Records from a data collection:
......
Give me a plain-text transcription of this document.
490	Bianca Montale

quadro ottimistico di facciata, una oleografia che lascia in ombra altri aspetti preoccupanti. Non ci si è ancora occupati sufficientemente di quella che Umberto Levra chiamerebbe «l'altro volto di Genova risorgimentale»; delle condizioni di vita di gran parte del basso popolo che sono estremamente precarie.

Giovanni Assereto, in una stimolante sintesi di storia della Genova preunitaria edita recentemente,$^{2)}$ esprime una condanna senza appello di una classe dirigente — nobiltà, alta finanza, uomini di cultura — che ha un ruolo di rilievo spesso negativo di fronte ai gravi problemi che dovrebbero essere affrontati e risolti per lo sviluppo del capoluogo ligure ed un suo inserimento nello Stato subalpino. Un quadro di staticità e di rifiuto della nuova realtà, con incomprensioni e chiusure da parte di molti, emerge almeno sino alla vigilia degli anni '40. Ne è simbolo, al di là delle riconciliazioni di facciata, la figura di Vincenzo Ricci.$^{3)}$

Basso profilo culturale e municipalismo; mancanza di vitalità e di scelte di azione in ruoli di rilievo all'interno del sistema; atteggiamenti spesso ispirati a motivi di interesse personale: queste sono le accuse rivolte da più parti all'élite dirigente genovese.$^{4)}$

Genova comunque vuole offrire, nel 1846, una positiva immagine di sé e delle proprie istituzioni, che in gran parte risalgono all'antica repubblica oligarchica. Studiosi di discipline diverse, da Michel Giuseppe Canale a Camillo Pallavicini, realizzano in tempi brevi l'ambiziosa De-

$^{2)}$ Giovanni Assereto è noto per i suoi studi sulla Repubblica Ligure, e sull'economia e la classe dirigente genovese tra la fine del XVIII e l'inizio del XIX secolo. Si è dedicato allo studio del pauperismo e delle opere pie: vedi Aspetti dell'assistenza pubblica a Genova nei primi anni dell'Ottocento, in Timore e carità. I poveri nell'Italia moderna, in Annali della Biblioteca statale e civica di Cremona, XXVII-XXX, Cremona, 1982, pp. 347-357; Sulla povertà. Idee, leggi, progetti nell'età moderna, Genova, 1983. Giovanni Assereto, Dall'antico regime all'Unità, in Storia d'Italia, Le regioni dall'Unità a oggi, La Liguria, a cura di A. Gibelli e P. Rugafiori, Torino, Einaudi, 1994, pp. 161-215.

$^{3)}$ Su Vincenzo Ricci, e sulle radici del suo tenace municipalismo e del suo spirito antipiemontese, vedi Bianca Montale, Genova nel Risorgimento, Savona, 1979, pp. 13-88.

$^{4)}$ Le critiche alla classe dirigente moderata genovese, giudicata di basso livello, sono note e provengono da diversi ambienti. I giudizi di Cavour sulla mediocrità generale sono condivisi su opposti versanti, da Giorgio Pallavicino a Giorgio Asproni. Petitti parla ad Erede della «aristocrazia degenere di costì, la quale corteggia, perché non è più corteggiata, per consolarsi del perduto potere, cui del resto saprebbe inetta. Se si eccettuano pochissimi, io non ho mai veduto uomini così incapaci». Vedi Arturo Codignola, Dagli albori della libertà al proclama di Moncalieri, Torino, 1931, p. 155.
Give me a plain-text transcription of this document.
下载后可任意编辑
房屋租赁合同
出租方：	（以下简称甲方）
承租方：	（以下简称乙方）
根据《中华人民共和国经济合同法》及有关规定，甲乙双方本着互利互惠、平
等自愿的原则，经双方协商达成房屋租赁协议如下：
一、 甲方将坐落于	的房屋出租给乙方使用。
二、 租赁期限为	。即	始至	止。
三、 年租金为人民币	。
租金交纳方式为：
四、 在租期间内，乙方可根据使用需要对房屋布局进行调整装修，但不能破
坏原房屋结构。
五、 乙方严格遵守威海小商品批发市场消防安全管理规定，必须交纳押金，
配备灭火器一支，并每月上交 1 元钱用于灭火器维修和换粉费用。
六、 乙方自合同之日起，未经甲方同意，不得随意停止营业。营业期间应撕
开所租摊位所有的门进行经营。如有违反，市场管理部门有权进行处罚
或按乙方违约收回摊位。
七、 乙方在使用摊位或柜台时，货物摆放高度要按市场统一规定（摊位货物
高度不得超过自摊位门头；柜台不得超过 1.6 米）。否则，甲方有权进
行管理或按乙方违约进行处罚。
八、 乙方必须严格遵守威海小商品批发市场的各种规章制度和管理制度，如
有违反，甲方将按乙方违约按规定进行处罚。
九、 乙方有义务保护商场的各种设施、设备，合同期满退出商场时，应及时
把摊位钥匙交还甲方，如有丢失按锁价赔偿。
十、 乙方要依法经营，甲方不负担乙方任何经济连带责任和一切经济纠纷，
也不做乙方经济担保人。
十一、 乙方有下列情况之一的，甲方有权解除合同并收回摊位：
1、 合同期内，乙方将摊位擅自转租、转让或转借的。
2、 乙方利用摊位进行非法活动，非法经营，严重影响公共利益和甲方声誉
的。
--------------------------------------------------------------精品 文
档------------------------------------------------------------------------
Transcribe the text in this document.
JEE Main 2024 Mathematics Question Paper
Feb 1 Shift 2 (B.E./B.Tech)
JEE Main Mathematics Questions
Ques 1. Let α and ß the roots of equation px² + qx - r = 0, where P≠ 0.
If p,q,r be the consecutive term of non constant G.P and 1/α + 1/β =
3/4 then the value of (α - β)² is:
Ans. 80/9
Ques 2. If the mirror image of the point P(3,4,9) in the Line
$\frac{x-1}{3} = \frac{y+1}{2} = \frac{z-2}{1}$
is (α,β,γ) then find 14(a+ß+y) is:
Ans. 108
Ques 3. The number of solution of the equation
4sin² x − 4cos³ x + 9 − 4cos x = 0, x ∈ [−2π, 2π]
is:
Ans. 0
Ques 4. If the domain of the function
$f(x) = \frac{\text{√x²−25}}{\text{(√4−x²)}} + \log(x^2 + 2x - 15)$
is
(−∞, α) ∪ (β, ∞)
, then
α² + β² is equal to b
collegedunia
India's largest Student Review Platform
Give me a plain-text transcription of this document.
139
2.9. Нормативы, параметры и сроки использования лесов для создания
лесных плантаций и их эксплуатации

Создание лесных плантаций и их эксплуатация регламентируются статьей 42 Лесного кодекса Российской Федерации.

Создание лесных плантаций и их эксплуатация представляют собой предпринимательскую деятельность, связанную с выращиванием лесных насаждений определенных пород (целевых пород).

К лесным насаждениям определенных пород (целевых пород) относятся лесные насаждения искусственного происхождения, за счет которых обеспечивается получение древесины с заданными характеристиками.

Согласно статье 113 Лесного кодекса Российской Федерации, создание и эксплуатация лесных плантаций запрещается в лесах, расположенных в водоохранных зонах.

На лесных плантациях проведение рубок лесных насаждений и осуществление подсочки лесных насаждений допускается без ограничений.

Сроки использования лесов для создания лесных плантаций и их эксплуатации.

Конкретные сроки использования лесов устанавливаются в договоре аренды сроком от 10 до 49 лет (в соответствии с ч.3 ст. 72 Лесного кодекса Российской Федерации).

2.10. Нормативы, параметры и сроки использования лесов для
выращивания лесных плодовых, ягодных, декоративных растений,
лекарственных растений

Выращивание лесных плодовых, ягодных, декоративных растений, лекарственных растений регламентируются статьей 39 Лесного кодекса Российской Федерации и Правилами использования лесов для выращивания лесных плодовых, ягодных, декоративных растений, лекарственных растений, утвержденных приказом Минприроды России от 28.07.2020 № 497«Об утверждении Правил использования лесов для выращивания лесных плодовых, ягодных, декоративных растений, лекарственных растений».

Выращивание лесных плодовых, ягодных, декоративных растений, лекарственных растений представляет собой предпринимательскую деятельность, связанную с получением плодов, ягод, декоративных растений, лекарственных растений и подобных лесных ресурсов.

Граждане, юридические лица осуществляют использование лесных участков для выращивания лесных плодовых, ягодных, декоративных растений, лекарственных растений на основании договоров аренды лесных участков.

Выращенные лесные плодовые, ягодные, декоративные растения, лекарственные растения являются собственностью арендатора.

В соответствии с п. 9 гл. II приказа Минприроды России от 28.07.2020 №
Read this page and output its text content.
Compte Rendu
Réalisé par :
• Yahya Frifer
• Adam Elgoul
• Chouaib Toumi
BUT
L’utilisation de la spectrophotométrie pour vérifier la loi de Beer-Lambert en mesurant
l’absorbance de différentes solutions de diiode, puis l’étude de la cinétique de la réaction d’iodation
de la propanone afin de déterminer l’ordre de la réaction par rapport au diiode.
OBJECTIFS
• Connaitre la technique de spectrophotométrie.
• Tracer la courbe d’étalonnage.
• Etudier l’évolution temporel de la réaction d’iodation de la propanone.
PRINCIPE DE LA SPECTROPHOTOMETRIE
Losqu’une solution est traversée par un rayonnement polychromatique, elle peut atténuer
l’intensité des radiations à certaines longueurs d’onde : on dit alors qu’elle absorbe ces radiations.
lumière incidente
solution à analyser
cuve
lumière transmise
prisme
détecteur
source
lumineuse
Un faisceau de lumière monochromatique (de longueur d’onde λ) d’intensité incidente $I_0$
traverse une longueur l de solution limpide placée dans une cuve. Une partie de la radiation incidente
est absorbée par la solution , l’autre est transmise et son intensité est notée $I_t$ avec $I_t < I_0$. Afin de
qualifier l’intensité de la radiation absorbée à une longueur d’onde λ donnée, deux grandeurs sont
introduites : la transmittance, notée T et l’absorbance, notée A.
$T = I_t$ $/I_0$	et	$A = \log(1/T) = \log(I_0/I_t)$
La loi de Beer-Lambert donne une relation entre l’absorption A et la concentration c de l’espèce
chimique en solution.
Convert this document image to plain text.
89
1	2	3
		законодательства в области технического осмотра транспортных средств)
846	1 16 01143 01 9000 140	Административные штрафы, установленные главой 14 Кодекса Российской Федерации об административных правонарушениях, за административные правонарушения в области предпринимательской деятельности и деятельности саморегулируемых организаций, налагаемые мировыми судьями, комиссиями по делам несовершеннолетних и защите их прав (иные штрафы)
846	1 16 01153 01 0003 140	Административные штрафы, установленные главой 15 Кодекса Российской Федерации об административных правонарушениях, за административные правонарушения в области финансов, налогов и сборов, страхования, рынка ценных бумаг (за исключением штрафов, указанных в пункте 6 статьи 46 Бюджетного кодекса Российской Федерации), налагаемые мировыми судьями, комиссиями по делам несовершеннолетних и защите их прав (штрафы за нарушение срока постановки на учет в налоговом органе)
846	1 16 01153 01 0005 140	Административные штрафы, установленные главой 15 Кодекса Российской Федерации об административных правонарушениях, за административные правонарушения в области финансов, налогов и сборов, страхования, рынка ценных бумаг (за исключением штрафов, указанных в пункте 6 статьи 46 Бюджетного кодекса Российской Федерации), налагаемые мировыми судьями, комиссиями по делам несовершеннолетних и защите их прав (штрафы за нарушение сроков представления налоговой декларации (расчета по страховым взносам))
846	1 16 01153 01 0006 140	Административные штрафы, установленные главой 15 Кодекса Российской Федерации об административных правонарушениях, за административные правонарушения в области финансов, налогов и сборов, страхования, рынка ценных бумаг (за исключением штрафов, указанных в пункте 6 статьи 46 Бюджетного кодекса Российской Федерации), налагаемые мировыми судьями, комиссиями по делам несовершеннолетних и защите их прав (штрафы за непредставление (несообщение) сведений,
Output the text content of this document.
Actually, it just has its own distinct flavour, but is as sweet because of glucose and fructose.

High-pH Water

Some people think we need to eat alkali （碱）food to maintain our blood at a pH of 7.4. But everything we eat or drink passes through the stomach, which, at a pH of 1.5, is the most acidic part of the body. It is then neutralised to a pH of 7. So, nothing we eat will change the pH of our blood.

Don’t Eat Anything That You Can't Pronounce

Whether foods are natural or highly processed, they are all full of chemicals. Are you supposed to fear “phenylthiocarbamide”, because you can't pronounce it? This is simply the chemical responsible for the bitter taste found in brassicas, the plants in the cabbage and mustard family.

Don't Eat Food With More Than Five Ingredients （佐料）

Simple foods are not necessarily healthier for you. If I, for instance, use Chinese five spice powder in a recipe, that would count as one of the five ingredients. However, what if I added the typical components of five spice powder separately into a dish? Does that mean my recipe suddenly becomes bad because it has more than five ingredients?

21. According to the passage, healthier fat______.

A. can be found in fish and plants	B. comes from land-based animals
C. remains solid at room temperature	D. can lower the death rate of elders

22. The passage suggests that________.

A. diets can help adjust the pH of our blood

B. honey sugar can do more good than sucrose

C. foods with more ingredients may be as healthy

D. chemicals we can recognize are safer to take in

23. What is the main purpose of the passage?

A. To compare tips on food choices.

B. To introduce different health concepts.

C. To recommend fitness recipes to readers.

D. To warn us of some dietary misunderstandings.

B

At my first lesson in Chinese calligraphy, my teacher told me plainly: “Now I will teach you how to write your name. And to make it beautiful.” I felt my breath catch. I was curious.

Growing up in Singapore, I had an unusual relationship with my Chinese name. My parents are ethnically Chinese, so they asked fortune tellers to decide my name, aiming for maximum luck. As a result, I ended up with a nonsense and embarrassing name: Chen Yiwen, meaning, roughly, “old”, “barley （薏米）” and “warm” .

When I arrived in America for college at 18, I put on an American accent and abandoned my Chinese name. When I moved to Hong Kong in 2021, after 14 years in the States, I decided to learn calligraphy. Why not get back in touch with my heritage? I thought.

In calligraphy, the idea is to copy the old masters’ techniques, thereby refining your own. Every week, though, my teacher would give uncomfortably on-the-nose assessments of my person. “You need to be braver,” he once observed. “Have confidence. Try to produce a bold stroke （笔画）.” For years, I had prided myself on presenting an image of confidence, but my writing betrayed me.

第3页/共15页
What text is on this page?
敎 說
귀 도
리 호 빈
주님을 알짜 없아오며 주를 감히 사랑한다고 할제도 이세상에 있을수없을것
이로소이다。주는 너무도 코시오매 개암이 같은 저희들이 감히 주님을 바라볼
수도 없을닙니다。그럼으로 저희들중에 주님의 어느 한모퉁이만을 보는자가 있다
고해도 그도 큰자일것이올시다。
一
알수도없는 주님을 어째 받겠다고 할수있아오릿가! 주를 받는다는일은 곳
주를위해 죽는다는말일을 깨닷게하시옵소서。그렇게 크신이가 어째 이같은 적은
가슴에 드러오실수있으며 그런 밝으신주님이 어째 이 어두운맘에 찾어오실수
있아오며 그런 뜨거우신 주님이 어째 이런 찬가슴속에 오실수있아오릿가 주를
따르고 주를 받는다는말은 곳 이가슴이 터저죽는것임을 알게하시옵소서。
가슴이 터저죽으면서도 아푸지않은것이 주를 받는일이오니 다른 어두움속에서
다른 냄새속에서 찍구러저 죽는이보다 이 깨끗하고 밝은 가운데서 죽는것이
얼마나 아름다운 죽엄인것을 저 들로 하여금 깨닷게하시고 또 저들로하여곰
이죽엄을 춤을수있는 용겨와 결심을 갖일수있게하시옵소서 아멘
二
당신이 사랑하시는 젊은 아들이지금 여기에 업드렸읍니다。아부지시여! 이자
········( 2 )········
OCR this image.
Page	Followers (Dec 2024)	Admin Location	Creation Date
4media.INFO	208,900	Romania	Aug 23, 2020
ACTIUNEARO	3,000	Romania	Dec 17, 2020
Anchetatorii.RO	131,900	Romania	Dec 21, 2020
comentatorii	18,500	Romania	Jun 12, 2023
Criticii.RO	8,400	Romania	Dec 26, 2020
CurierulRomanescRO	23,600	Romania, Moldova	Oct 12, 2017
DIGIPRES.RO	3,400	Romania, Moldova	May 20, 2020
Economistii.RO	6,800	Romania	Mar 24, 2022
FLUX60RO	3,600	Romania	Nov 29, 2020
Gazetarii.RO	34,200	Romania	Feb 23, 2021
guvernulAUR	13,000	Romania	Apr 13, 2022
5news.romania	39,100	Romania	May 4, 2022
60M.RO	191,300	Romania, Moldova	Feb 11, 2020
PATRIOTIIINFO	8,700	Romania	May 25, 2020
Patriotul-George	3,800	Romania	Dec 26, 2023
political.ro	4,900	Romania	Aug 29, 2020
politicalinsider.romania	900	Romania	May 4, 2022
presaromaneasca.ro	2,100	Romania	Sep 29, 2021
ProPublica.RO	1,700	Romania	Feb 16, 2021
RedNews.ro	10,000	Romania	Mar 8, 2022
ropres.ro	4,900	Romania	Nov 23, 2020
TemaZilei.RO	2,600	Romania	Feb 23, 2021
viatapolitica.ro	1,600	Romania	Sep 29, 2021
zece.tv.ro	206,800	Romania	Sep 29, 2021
......
*WRITTEN EXERCISE*
Show every line from the entries above in which "frac" appears.

*ANSWER TO THE EXERCISE*
$\frac{x-1}{3} = \frac{y+1}{2} = \frac{z-2}{1}$
$f(x) = \frac{\text{√x²−25}}{\text{(√4−x²)}} + \log(x^2 + 2x - 15)$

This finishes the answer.